** START INPUT MATERIAL **
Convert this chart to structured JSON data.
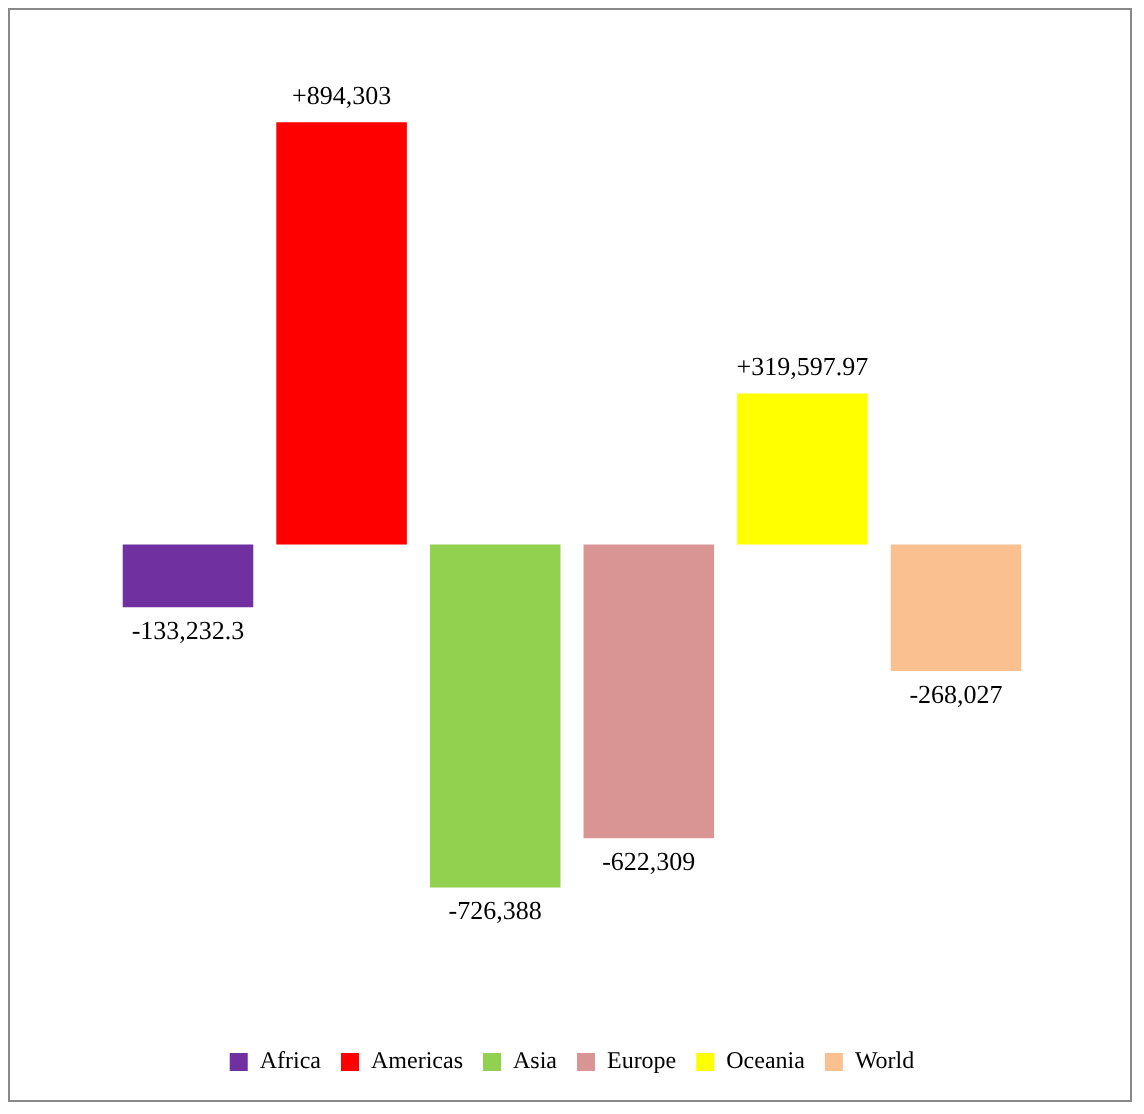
{
  "chart_data": {
    "type": "bar",
    "categories": [
      null
    ],
    "legend": "bottom",
    "series": [
      {
        "name": "Africa",
        "color": "#7030a0",
        "values": [
          -133232.3
        ],
        "value_labels": [
          "-133,232.3"
        ]
      },
      {
        "name": "Americas",
        "color": "#ff0000",
        "values": [
          894303
        ],
        "value_labels": [
          "+894,303"
        ]
      },
      {
        "name": "Asia",
        "color": "#92d050",
        "values": [
          -726388
        ],
        "value_labels": [
          "-726,388"
        ]
      },
      {
        "name": "Europe",
        "color": "#d99594",
        "values": [
          -622309
        ],
        "value_labels": [
          "-622,309"
        ]
      },
      {
        "name": "Oceania",
        "color": "#ffff00",
        "values": [
          319597.97
        ],
        "value_labels": [
          "+319,597.97"
        ]
      },
      {
        "name": "World",
        "color": "#fac090",
        "values": [
          -268027
        ],
        "value_labels": [
          "-268,027"
        ]
      }
    ]
  }
}
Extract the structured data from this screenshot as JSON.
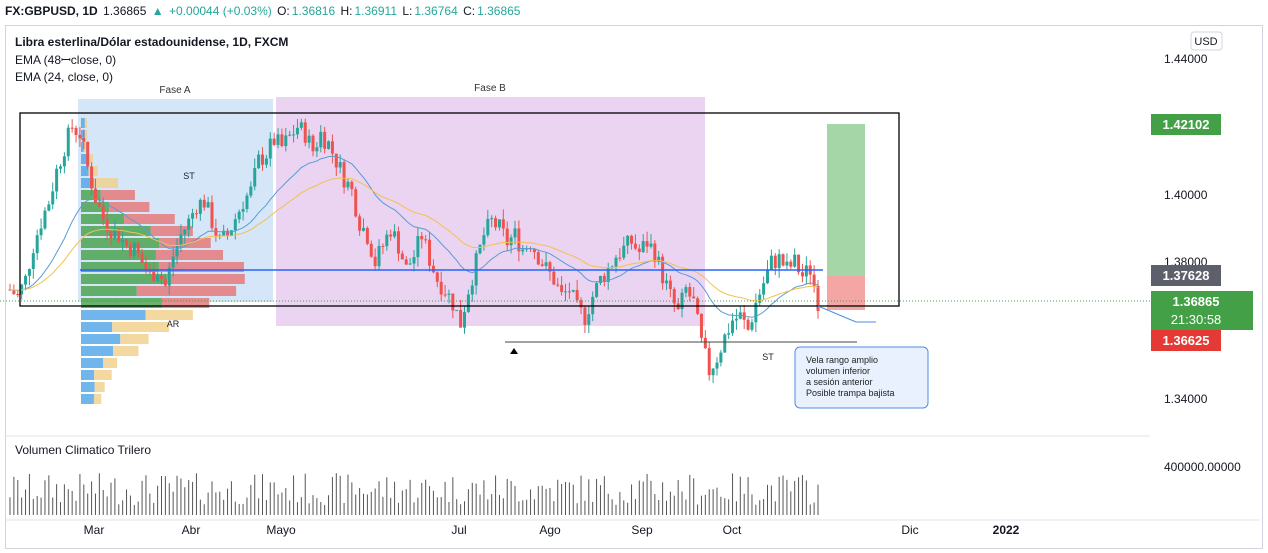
{
  "header": {
    "symbol": "FX:GBPUSD, 1D",
    "last": "1.36865",
    "change": "+0.00044 (+0.03%)",
    "open_label": "O:",
    "open": "1.36816",
    "high_label": "H:",
    "high": "1.36911",
    "low_label": "L:",
    "low": "1.36764",
    "close_label": "C:",
    "close": "1.36865",
    "up_arrow": "▲"
  },
  "legend": {
    "title": "Libra esterlina/Dólar estadounidense, 1D, FXCM",
    "ema48": "EMA (48ꟷclose, 0)",
    "ema24": "EMA (24, close, 0)"
  },
  "currency_button": "USD",
  "price_axis": {
    "ticks": [
      "1.44000",
      "1.40000",
      "1.38000",
      "1.34000"
    ],
    "volume_tick": "400000.00000",
    "badges": [
      {
        "label": "1.42102",
        "color": "#43a047"
      },
      {
        "label": "1.37628",
        "color": "#5d606b"
      },
      {
        "label": "1.36865",
        "sub": "21:30:58",
        "color": "#43a047"
      },
      {
        "label": "1.36625",
        "color": "#e53935"
      }
    ]
  },
  "time_axis": [
    "Mar",
    "Abr",
    "Mayo",
    "Jul",
    "Ago",
    "Sep",
    "Oct",
    "Dic",
    "2022"
  ],
  "annotations": {
    "fase_a": "Fase A",
    "fase_b": "Fase B",
    "st1": "ST",
    "st2": "ST",
    "ar": "AR",
    "callout": [
      "Vela rango amplio",
      "volumen inferior",
      "a sesión anterior",
      "Posible trampa bajista"
    ],
    "volume_title": "Volumen Climatico Trilero"
  },
  "colors": {
    "up": "#26a69a",
    "down": "#ef5350",
    "ema24": "#5b9bd5",
    "ema48": "#f2c14e",
    "level": "#2962ff"
  },
  "chart_data": {
    "type": "candlestick",
    "symbol": "FX:GBPUSD",
    "interval": "1D",
    "ohlc_last": {
      "open": 1.36816,
      "high": 1.36911,
      "low": 1.36764,
      "close": 1.36865
    },
    "ylim": [
      1.337,
      1.445
    ],
    "series": [
      {
        "name": "GBPUSD",
        "close_path": [
          1.372,
          1.37,
          1.375,
          1.385,
          1.392,
          1.398,
          1.407,
          1.414,
          1.42,
          1.418,
          1.408,
          1.399,
          1.393,
          1.39,
          1.388,
          1.385,
          1.384,
          1.38,
          1.376,
          1.378,
          1.373,
          1.382,
          1.388,
          1.392,
          1.397,
          1.398,
          1.392,
          1.386,
          1.388,
          1.393,
          1.398,
          1.401,
          1.41,
          1.412,
          1.416,
          1.414,
          1.417,
          1.42,
          1.418,
          1.413,
          1.418,
          1.415,
          1.41,
          1.405,
          1.401,
          1.392,
          1.388,
          1.38,
          1.385,
          1.39,
          1.385,
          1.378,
          1.382,
          1.388,
          1.381,
          1.375,
          1.372,
          1.368,
          1.362,
          1.372,
          1.38,
          1.388,
          1.392,
          1.39,
          1.386,
          1.388,
          1.384,
          1.386,
          1.382,
          1.378,
          1.375,
          1.37,
          1.372,
          1.366,
          1.364,
          1.37,
          1.375,
          1.378,
          1.382,
          1.384,
          1.386,
          1.383,
          1.386,
          1.383,
          1.376,
          1.37,
          1.365,
          1.372,
          1.368,
          1.356,
          1.348,
          1.352,
          1.358,
          1.363,
          1.364,
          1.36,
          1.368,
          1.374,
          1.38,
          1.381,
          1.378,
          1.38,
          1.376,
          1.378,
          1.36865
        ]
      },
      {
        "name": "EMA (24, close, 0)"
      },
      {
        "name": "EMA (48ꟷclose, 0)"
      }
    ],
    "levels": [
      {
        "type": "horizontal",
        "value": 1.37628
      },
      {
        "type": "support",
        "value": 1.36
      },
      {
        "type": "box",
        "from": 1.369,
        "to": 1.4212
      }
    ],
    "position": {
      "target": 1.42102,
      "entry": 1.37628,
      "stop": 1.36625
    },
    "volume_ylim": [
      0,
      400000
    ]
  }
}
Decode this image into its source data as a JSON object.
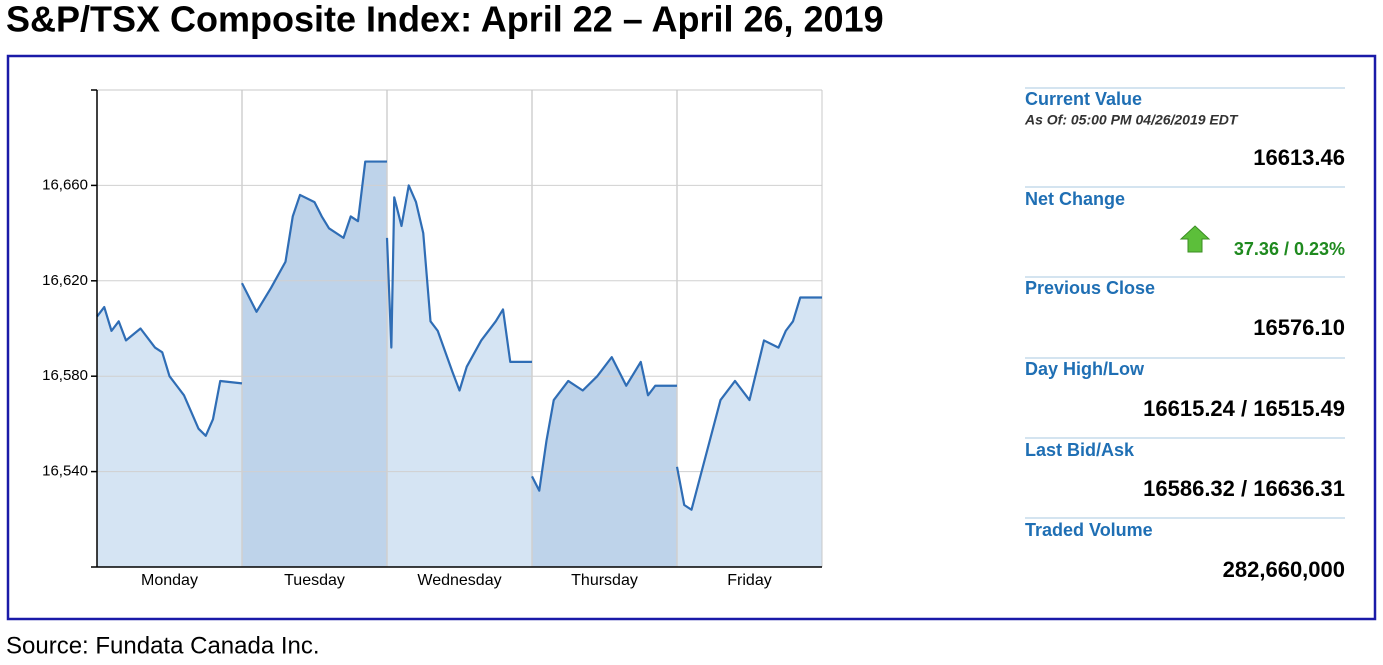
{
  "chart_data": {
    "type": "area",
    "title": "S&P/TSX Composite Index: April 22 – April 26, 2019",
    "categories": [
      "Monday",
      "Tuesday",
      "Wednesday",
      "Thursday",
      "Friday"
    ],
    "x": [
      0,
      0.05,
      0.1,
      0.15,
      0.2,
      0.3,
      0.4,
      0.45,
      0.5,
      0.55,
      0.6,
      0.65,
      0.7,
      0.75,
      0.8,
      0.85,
      1.0,
      null,
      1.0,
      1.1,
      1.2,
      1.3,
      1.35,
      1.4,
      1.5,
      1.55,
      1.6,
      1.7,
      1.75,
      1.8,
      1.85,
      2.0,
      null,
      2.0,
      2.03,
      2.05,
      2.1,
      2.15,
      2.2,
      2.25,
      2.3,
      2.35,
      2.45,
      2.5,
      2.55,
      2.65,
      2.75,
      2.8,
      2.85,
      3.0,
      null,
      3.0,
      3.05,
      3.1,
      3.15,
      3.25,
      3.35,
      3.45,
      3.55,
      3.65,
      3.75,
      3.8,
      3.85,
      4.0,
      null,
      4.0,
      4.05,
      4.1,
      4.2,
      4.3,
      4.4,
      4.5,
      4.6,
      4.7,
      4.75,
      4.8,
      4.85,
      5.0
    ],
    "values": [
      16605,
      16609,
      16599,
      16603,
      16595,
      16600,
      16592,
      16590,
      16580,
      16576,
      16572,
      16565,
      16558,
      16555,
      16562,
      16578,
      16577,
      null,
      16619,
      16607,
      16617,
      16628,
      16647,
      16656,
      16653,
      16647,
      16642,
      16638,
      16647,
      16645,
      16670,
      16670,
      null,
      16638,
      16592,
      16655,
      16643,
      16660,
      16653,
      16640,
      16603,
      16599,
      16582,
      16574,
      16584,
      16595,
      16603,
      16608,
      16586,
      16586,
      null,
      16538,
      16532,
      16553,
      16570,
      16578,
      16574,
      16580,
      16588,
      16576,
      16586,
      16572,
      16576,
      16576,
      null,
      16542,
      16526,
      16524,
      16547,
      16570,
      16578,
      16570,
      16595,
      16592,
      16599,
      16603,
      16613,
      16613
    ],
    "color": "#2f6db5",
    "xlim": [
      0,
      5
    ],
    "ylim": [
      16500,
      16700
    ],
    "yticks": [
      {
        "value": 16540,
        "label": "16,540"
      },
      {
        "value": 16580,
        "label": "16,580"
      },
      {
        "value": 16620,
        "label": "16,620"
      },
      {
        "value": 16660,
        "label": "16,660"
      }
    ],
    "grid": true
  },
  "panel": [
    {
      "label": "Current Value",
      "note": "As Of: 05:00 PM 04/26/2019 EDT",
      "value": "16613.46",
      "color": "#000000"
    },
    {
      "label": "Net Change",
      "value": "37.36 / 0.23%",
      "color": "#1f8a1f"
    },
    {
      "label": "Previous Close",
      "value": "16576.10",
      "color": "#000000"
    },
    {
      "label": "Day High/Low",
      "value": "16615.24 / 16515.49",
      "color": "#000000"
    },
    {
      "label": "Last Bid/Ask",
      "value": "16586.32 / 16636.31",
      "color": "#000000"
    },
    {
      "label": "Traded Volume",
      "value": "282,660,000",
      "color": "#000000"
    }
  ],
  "source": "Source: Fundata Canada Inc."
}
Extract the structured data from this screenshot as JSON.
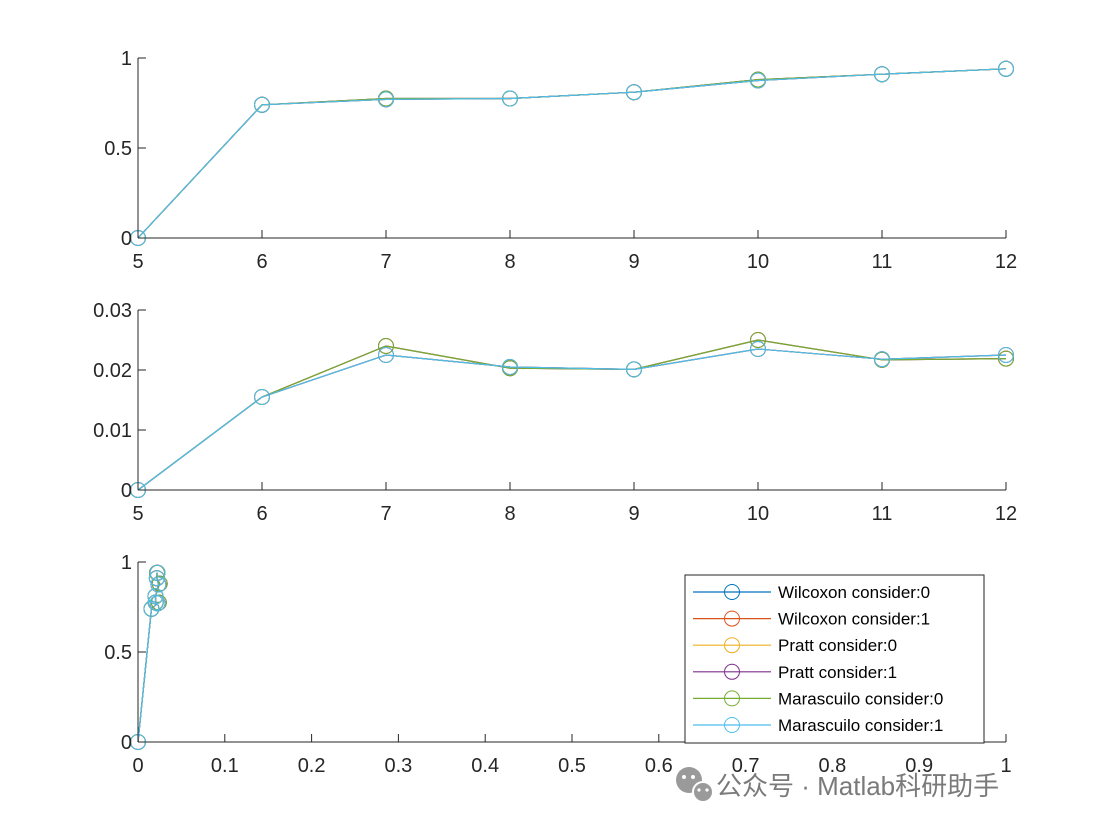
{
  "chart_data": [
    {
      "type": "line",
      "x": [
        5,
        6,
        7,
        8,
        9,
        10,
        11,
        12
      ],
      "xlim": [
        5,
        12
      ],
      "ylim": [
        0,
        1
      ],
      "xticks": [
        "5",
        "6",
        "7",
        "8",
        "9",
        "10",
        "11",
        "12"
      ],
      "yticks": [
        "0",
        "0.5",
        "1"
      ],
      "grid": false,
      "series": [
        {
          "name": "Wilcoxon consider:0",
          "color": "#0072BD",
          "values": [
            0,
            0.74,
            0.77,
            0.775,
            0.81,
            0.875,
            0.91,
            0.94
          ]
        },
        {
          "name": "Wilcoxon consider:1",
          "color": "#D95319",
          "values": [
            0,
            0.74,
            0.77,
            0.775,
            0.81,
            0.875,
            0.91,
            0.94
          ]
        },
        {
          "name": "Pratt consider:0",
          "color": "#EDB120",
          "values": [
            0,
            0.74,
            0.775,
            0.775,
            0.81,
            0.88,
            0.91,
            0.94
          ]
        },
        {
          "name": "Pratt consider:1",
          "color": "#7E2F8E",
          "values": [
            0,
            0.74,
            0.775,
            0.775,
            0.81,
            0.88,
            0.91,
            0.94
          ]
        },
        {
          "name": "Marascuilo consider:0",
          "color": "#77AC30",
          "values": [
            0,
            0.74,
            0.775,
            0.775,
            0.81,
            0.88,
            0.91,
            0.94
          ]
        },
        {
          "name": "Marascuilo consider:1",
          "color": "#4DBEEE",
          "values": [
            0,
            0.74,
            0.77,
            0.775,
            0.81,
            0.875,
            0.91,
            0.94
          ]
        }
      ]
    },
    {
      "type": "line",
      "x": [
        5,
        6,
        7,
        8,
        9,
        10,
        11,
        12
      ],
      "xlim": [
        5,
        12
      ],
      "ylim": [
        0,
        0.03
      ],
      "xticks": [
        "5",
        "6",
        "7",
        "8",
        "9",
        "10",
        "11",
        "12"
      ],
      "yticks": [
        "0",
        "0.01",
        "0.02",
        "0.03"
      ],
      "grid": false,
      "series": [
        {
          "name": "Wilcoxon consider:0",
          "color": "#0072BD",
          "values": [
            0,
            0.0155,
            0.0225,
            0.0205,
            0.0201,
            0.0235,
            0.0218,
            0.0225
          ]
        },
        {
          "name": "Wilcoxon consider:1",
          "color": "#D95319",
          "values": [
            0,
            0.0155,
            0.0225,
            0.0205,
            0.0201,
            0.0235,
            0.0218,
            0.0225
          ]
        },
        {
          "name": "Pratt consider:0",
          "color": "#EDB120",
          "values": [
            0,
            0.0155,
            0.024,
            0.0203,
            0.0201,
            0.025,
            0.0217,
            0.0219
          ]
        },
        {
          "name": "Pratt consider:1",
          "color": "#7E2F8E",
          "values": [
            0,
            0.0155,
            0.024,
            0.0203,
            0.0201,
            0.025,
            0.0217,
            0.0219
          ]
        },
        {
          "name": "Marascuilo consider:0",
          "color": "#77AC30",
          "values": [
            0,
            0.0155,
            0.024,
            0.0203,
            0.0201,
            0.025,
            0.0217,
            0.0219
          ]
        },
        {
          "name": "Marascuilo consider:1",
          "color": "#4DBEEE",
          "values": [
            0,
            0.0155,
            0.0225,
            0.0205,
            0.0201,
            0.0235,
            0.0218,
            0.0225
          ]
        }
      ]
    },
    {
      "type": "line",
      "xlim": [
        0,
        1
      ],
      "ylim": [
        0,
        1
      ],
      "xticks": [
        "0",
        "0.1",
        "0.2",
        "0.3",
        "0.4",
        "0.5",
        "0.6",
        "0.7",
        "0.8",
        "0.9",
        "1"
      ],
      "yticks": [
        "0",
        "0.5",
        "1"
      ],
      "grid": false,
      "legend": "inside bottom-right",
      "series": [
        {
          "name": "Wilcoxon consider:0",
          "color": "#0072BD",
          "x": [
            0,
            0.0155,
            0.0225,
            0.0205,
            0.0201,
            0.0235,
            0.0218,
            0.0225
          ],
          "y": [
            0,
            0.74,
            0.77,
            0.775,
            0.81,
            0.875,
            0.91,
            0.94
          ]
        },
        {
          "name": "Wilcoxon consider:1",
          "color": "#D95319",
          "x": [
            0,
            0.0155,
            0.0225,
            0.0205,
            0.0201,
            0.0235,
            0.0218,
            0.0225
          ],
          "y": [
            0,
            0.74,
            0.77,
            0.775,
            0.81,
            0.875,
            0.91,
            0.94
          ]
        },
        {
          "name": "Pratt consider:0",
          "color": "#EDB120",
          "x": [
            0,
            0.0155,
            0.024,
            0.0203,
            0.0201,
            0.025,
            0.0217,
            0.0219
          ],
          "y": [
            0,
            0.74,
            0.775,
            0.775,
            0.81,
            0.88,
            0.91,
            0.94
          ]
        },
        {
          "name": "Pratt consider:1",
          "color": "#7E2F8E",
          "x": [
            0,
            0.0155,
            0.024,
            0.0203,
            0.0201,
            0.025,
            0.0217,
            0.0219
          ],
          "y": [
            0,
            0.74,
            0.775,
            0.775,
            0.81,
            0.88,
            0.91,
            0.94
          ]
        },
        {
          "name": "Marascuilo consider:0",
          "color": "#77AC30",
          "x": [
            0,
            0.0155,
            0.024,
            0.0203,
            0.0201,
            0.025,
            0.0217,
            0.0219
          ],
          "y": [
            0,
            0.74,
            0.775,
            0.775,
            0.81,
            0.88,
            0.91,
            0.94
          ]
        },
        {
          "name": "Marascuilo consider:1",
          "color": "#4DBEEE",
          "x": [
            0,
            0.0155,
            0.0225,
            0.0205,
            0.0201,
            0.0235,
            0.0218,
            0.0225
          ],
          "y": [
            0,
            0.74,
            0.77,
            0.775,
            0.81,
            0.875,
            0.91,
            0.94
          ]
        }
      ]
    }
  ],
  "watermark": {
    "text": "公众号 · Matlab科研助手",
    "icon": "wechat-icon"
  }
}
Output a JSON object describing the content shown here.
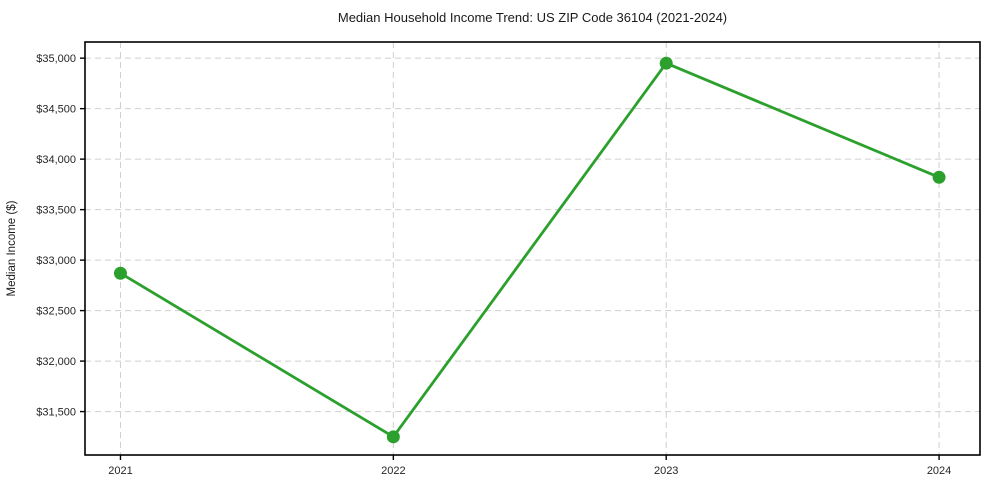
** END INPUT MATERIAL **
- GOAL
Every line holding "source" should be copied out.

- CORRECT ANSWER
Decode this image into its source data as a JSON object.
  "source": "Source: Fundata Canada Inc."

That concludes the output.